What is needed
Note each line where "type" appears, and copy it.

Information provided

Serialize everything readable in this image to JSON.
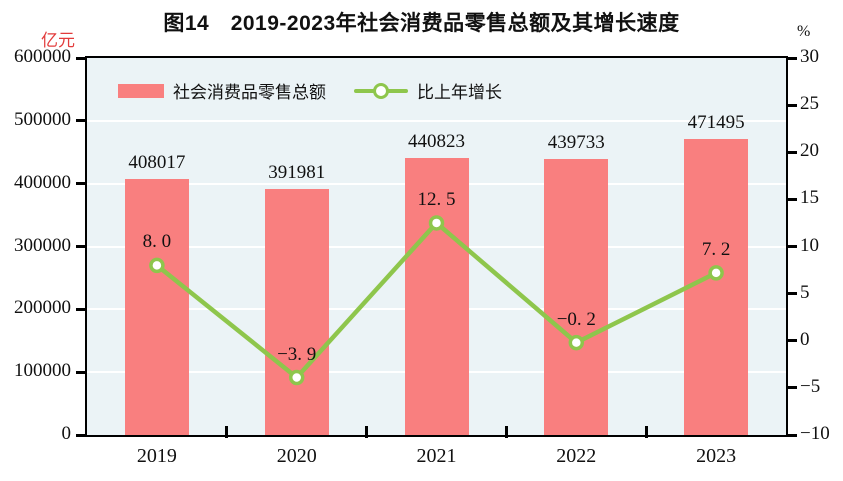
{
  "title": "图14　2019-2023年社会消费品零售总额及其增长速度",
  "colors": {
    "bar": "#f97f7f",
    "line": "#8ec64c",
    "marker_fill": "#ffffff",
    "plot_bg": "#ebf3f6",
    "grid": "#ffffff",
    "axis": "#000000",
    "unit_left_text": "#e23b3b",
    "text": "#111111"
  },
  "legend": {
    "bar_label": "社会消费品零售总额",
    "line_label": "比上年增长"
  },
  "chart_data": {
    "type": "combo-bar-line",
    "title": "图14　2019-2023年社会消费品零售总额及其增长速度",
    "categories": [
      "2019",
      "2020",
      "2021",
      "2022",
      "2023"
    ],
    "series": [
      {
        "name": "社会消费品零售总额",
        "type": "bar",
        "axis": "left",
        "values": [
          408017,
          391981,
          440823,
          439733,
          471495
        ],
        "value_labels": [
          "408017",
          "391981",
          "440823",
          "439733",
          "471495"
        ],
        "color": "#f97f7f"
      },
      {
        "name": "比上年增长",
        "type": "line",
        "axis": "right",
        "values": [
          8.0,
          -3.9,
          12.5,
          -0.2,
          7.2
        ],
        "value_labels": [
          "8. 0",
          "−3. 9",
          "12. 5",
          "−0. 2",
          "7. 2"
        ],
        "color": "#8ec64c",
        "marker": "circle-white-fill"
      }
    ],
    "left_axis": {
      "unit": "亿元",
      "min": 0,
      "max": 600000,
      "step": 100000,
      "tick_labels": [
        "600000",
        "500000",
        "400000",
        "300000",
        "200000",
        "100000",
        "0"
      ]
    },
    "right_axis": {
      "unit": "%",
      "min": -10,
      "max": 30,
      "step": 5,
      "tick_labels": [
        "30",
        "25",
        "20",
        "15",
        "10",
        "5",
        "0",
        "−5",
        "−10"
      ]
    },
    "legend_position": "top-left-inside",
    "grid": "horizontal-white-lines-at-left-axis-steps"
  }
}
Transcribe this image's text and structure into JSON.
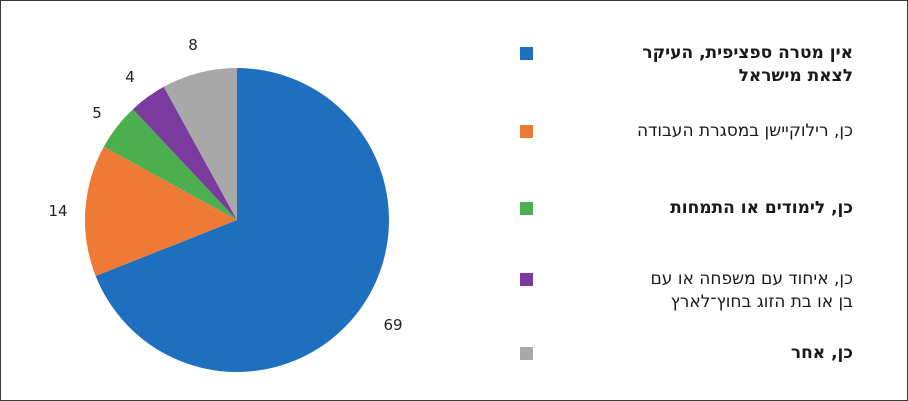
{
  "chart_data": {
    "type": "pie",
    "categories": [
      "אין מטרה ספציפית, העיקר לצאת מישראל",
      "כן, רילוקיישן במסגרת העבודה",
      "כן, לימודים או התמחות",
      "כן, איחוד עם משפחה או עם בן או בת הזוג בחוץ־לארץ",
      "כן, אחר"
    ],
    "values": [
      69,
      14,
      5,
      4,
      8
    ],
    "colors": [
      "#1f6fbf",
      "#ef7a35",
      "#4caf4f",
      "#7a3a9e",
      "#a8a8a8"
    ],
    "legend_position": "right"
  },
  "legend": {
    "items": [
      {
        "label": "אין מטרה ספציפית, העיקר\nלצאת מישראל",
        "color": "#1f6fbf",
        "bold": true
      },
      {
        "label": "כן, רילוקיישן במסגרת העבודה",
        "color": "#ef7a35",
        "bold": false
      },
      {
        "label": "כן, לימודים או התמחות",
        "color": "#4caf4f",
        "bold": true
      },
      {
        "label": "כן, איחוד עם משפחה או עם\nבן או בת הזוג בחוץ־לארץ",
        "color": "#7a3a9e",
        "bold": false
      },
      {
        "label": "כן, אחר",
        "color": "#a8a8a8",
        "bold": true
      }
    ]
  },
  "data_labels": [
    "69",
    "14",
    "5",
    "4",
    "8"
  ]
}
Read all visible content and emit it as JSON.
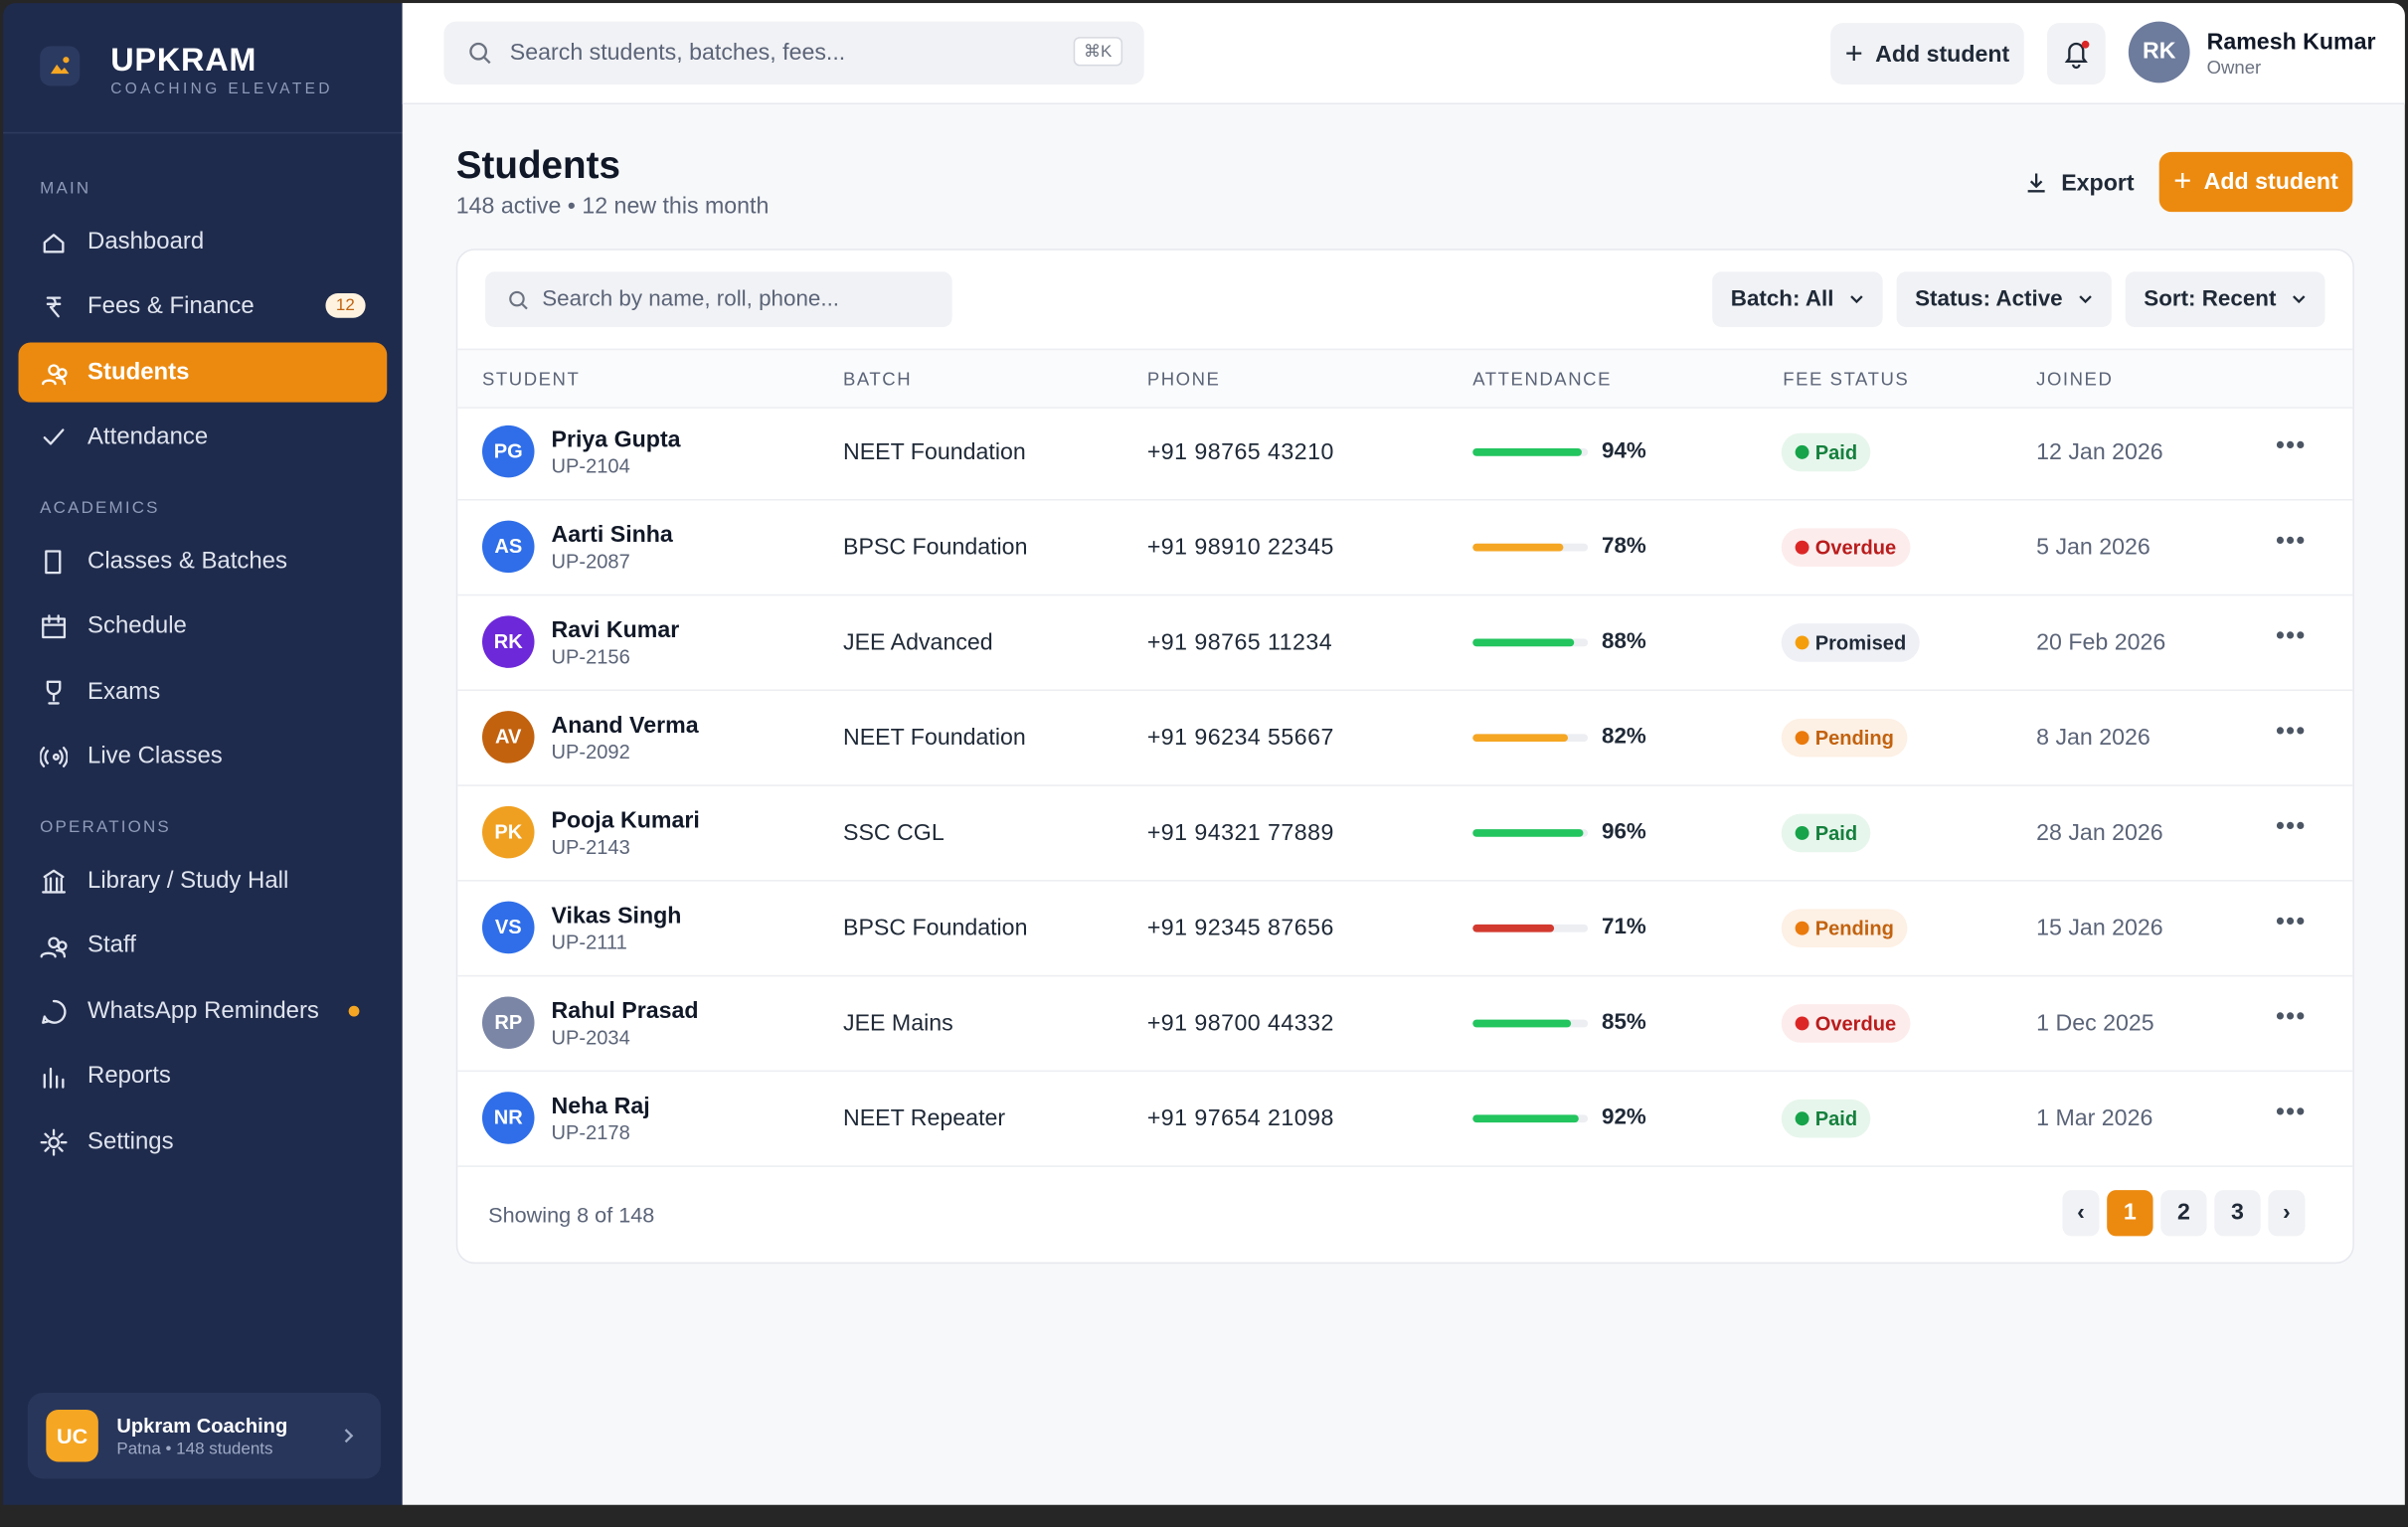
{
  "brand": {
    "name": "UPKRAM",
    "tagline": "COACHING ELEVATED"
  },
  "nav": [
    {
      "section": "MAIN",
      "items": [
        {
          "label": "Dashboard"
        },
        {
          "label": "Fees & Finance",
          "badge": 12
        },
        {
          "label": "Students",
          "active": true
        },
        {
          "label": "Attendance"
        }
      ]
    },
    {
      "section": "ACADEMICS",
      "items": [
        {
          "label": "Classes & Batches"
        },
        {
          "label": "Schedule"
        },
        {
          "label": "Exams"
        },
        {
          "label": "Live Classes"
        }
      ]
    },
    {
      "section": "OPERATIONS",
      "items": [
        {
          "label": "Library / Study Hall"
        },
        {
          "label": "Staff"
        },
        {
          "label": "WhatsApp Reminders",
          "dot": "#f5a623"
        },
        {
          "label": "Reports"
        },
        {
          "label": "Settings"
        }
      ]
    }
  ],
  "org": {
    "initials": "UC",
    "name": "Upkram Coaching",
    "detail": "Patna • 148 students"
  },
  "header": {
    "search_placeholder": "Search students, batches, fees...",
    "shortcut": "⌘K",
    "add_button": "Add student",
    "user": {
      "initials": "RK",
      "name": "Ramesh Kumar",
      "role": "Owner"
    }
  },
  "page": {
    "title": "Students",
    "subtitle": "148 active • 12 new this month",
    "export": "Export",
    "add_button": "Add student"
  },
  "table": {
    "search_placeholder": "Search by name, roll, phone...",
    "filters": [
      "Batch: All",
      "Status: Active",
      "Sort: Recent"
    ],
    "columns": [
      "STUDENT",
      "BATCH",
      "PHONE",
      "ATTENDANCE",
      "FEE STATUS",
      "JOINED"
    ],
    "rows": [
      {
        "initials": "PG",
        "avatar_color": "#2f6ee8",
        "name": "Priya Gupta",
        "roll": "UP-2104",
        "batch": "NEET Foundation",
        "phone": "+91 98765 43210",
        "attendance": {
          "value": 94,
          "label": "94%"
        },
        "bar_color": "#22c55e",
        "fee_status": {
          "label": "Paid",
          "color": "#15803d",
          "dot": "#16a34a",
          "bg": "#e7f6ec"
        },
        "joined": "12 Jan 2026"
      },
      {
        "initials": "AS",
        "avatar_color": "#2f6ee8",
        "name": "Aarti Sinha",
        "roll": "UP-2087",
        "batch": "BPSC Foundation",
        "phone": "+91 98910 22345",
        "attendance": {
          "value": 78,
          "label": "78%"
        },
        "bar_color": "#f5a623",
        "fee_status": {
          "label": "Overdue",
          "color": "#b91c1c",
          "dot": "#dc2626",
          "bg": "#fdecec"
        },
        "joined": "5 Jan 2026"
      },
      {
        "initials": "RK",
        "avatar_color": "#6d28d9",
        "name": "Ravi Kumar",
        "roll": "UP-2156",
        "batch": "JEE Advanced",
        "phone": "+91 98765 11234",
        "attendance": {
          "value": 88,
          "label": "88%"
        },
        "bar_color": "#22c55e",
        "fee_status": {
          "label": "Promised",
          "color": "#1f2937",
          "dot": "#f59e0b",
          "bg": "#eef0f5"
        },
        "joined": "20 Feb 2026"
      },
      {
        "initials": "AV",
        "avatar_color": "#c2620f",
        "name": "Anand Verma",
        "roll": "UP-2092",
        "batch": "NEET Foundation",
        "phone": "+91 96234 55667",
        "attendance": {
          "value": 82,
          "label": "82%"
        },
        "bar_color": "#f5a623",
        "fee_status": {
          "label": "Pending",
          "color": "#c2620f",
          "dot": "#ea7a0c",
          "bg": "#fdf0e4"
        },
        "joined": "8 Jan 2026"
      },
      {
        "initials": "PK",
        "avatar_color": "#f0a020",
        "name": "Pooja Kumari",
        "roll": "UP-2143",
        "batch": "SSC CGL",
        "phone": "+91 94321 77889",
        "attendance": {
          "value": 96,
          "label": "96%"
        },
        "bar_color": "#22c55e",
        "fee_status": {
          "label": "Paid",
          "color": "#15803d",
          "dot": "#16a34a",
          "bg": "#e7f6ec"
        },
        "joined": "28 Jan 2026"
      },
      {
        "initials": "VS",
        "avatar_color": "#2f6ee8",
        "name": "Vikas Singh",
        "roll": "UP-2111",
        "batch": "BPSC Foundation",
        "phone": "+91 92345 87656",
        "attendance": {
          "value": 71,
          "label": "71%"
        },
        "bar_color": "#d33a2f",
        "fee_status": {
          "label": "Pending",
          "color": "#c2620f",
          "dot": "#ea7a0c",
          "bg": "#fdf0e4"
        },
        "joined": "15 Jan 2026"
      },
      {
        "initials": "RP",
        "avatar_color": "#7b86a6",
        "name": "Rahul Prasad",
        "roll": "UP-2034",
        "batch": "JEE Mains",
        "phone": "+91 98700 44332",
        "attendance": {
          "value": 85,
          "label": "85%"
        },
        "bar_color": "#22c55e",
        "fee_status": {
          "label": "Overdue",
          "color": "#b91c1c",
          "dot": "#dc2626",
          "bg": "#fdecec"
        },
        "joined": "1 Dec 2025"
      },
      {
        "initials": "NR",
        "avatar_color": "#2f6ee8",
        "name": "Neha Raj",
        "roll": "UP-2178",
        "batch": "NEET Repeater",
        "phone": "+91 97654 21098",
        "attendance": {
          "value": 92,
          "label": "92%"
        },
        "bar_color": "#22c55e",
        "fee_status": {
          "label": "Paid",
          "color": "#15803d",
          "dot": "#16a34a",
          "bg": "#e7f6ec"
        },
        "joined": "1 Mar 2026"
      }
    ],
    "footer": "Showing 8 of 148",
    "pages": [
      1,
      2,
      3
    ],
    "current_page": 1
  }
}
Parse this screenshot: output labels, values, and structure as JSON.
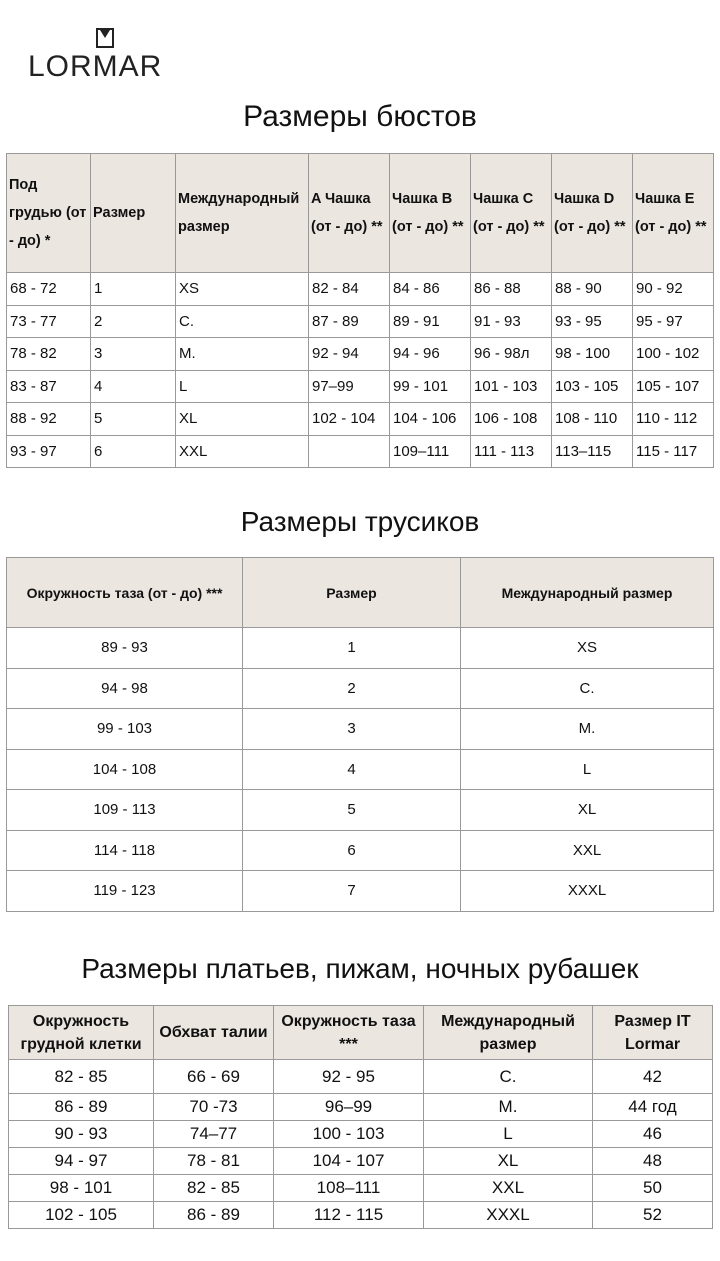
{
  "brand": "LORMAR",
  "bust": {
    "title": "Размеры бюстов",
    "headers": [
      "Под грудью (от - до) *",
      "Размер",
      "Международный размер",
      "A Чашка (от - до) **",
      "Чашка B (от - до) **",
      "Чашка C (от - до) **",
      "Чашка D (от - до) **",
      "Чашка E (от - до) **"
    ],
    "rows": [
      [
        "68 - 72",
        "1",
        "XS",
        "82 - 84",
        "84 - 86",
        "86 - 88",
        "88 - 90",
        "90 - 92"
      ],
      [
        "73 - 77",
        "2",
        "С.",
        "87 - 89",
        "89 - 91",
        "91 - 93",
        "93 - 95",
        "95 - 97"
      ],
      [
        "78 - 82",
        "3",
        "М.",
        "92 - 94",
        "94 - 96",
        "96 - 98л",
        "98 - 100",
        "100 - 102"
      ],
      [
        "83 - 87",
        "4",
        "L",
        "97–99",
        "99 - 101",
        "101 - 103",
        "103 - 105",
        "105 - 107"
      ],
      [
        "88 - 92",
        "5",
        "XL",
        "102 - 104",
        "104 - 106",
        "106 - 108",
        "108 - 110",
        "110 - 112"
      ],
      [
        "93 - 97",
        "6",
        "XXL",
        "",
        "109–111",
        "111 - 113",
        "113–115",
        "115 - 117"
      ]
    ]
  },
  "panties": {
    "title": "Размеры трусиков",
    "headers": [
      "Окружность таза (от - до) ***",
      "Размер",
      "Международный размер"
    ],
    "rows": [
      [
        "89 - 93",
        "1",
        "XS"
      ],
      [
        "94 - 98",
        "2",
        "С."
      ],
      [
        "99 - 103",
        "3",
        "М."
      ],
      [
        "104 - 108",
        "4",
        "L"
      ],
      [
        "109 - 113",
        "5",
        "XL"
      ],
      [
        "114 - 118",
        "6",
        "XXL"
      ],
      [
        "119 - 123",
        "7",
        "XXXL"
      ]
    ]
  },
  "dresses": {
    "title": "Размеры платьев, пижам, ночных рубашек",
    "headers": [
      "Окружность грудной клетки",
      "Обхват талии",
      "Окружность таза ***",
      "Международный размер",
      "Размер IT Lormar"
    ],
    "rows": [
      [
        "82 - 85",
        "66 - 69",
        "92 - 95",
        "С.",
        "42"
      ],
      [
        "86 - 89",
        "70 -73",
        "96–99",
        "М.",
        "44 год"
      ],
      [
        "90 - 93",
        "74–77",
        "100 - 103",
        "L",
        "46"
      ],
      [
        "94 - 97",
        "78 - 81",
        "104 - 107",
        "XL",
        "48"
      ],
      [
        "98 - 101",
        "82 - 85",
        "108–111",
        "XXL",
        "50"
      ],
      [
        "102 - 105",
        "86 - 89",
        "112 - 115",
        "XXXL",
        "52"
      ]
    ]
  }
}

Final answer
    "type": "combo-bar-line",
        "type": "bar",
        "type": "line",
    "type": "pie",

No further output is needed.